### Dataset records

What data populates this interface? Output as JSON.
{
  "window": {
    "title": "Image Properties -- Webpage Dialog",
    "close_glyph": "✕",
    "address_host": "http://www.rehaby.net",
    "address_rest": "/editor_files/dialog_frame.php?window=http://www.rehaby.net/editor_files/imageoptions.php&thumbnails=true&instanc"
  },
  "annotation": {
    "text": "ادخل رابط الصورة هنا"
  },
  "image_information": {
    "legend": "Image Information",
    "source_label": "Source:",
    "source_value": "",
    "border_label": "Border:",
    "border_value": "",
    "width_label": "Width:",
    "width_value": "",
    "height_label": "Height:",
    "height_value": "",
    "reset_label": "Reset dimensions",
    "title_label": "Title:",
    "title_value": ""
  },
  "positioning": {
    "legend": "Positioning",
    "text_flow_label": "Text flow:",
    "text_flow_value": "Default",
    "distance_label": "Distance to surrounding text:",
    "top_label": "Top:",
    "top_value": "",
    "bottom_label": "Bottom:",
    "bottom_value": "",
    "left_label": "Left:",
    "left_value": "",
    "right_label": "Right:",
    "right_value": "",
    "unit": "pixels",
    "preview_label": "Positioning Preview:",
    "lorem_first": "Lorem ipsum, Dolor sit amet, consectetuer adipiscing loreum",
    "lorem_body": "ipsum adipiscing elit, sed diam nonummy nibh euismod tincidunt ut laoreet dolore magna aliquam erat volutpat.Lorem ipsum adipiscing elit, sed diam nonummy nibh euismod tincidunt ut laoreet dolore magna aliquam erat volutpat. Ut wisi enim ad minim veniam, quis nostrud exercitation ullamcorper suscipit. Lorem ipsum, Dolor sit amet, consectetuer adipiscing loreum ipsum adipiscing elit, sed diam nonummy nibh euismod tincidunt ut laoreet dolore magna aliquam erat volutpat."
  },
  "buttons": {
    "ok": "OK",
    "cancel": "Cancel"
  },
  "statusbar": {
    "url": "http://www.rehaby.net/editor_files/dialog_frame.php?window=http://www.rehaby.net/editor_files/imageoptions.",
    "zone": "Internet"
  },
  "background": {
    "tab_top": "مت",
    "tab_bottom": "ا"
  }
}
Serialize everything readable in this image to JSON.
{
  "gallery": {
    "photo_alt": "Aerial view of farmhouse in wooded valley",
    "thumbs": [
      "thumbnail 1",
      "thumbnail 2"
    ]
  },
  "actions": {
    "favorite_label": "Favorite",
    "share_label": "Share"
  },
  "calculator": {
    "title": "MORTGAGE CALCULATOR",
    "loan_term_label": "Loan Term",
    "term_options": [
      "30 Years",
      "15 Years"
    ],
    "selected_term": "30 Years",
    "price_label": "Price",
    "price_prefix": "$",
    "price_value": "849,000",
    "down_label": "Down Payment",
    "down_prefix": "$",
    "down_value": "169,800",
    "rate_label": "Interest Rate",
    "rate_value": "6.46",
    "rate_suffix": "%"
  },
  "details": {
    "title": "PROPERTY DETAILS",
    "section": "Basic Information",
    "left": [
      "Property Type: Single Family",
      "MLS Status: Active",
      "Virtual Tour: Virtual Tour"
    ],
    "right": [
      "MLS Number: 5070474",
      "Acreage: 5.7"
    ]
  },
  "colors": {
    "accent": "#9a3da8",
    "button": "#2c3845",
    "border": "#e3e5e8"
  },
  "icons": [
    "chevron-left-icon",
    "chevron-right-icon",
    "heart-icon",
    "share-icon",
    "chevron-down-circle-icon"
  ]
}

### TASK
Exactly as shown above, return every record.

### PROBLEM SOLUTION
What data populates this interface? Output as JSON.
{
  "window": {
    "title": "Image Properties -- Webpage Dialog",
    "close_glyph": "✕",
    "address_host": "http://www.rehaby.net",
    "address_rest": "/editor_files/dialog_frame.php?window=http://www.rehaby.net/editor_files/imageoptions.php&thumbnails=true&instanc"
  },
  "annotation": {
    "text": "ادخل رابط الصورة هنا"
  },
  "image_information": {
    "legend": "Image Information",
    "source_label": "Source:",
    "source_value": "",
    "border_label": "Border:",
    "border_value": "",
    "width_label": "Width:",
    "width_value": "",
    "height_label": "Height:",
    "height_value": "",
    "reset_label": "Reset dimensions",
    "title_label": "Title:",
    "title_value": ""
  },
  "positioning": {
    "legend": "Positioning",
    "text_flow_label": "Text flow:",
    "text_flow_value": "Default",
    "distance_label": "Distance to surrounding text:",
    "top_label": "Top:",
    "top_value": "",
    "bottom_label": "Bottom:",
    "bottom_value": "",
    "left_label": "Left:",
    "left_value": "",
    "right_label": "Right:",
    "right_value": "",
    "unit": "pixels",
    "preview_label": "Positioning Preview:",
    "lorem_first": "Lorem ipsum, Dolor sit amet, consectetuer adipiscing loreum",
    "lorem_body": "ipsum adipiscing elit, sed diam nonummy nibh euismod tincidunt ut laoreet dolore magna aliquam erat volutpat.Lorem ipsum adipiscing elit, sed diam nonummy nibh euismod tincidunt ut laoreet dolore magna aliquam erat volutpat. Ut wisi enim ad minim veniam, quis nostrud exercitation ullamcorper suscipit. Lorem ipsum, Dolor sit amet, consectetuer adipiscing loreum ipsum adipiscing elit, sed diam nonummy nibh euismod tincidunt ut laoreet dolore magna aliquam erat volutpat."
  },
  "buttons": {
    "ok": "OK",
    "cancel": "Cancel"
  },
  "statusbar": {
    "url": "http://www.rehaby.net/editor_files/dialog_frame.php?window=http://www.rehaby.net/editor_files/imageoptions.",
    "zone": "Internet"
  },
  "background": {
    "tab_top": "مت",
    "tab_bottom": "ا"
  }
}
Serialize everything readable in this image to JSON.
{
  "gallery": {
    "photo_alt": "Aerial view of farmhouse in wooded valley",
    "thumbs": [
      "thumbnail 1",
      "thumbnail 2"
    ]
  },
  "actions": {
    "favorite_label": "Favorite",
    "share_label": "Share"
  },
  "calculator": {
    "title": "MORTGAGE CALCULATOR",
    "loan_term_label": "Loan Term",
    "term_options": [
      "30 Years",
      "15 Years"
    ],
    "selected_term": "30 Years",
    "price_label": "Price",
    "price_prefix": "$",
    "price_value": "849,000",
    "down_label": "Down Payment",
    "down_prefix": "$",
    "down_value": "169,800",
    "rate_label": "Interest Rate",
    "rate_value": "6.46",
    "rate_suffix": "%"
  },
  "details": {
    "title": "PROPERTY DETAILS",
    "section": "Basic Information",
    "left": [
      "Property Type: Single Family",
      "MLS Status: Active",
      "Virtual Tour: Virtual Tour"
    ],
    "right": [
      "MLS Number: 5070474",
      "Acreage: 5.7"
    ]
  },
  "colors": {
    "accent": "#9a3da8",
    "button": "#2c3845",
    "border": "#e3e5e8"
  },
  "icons": [
    "chevron-left-icon",
    "chevron-right-icon",
    "heart-icon",
    "share-icon",
    "chevron-down-circle-icon"
  ]
}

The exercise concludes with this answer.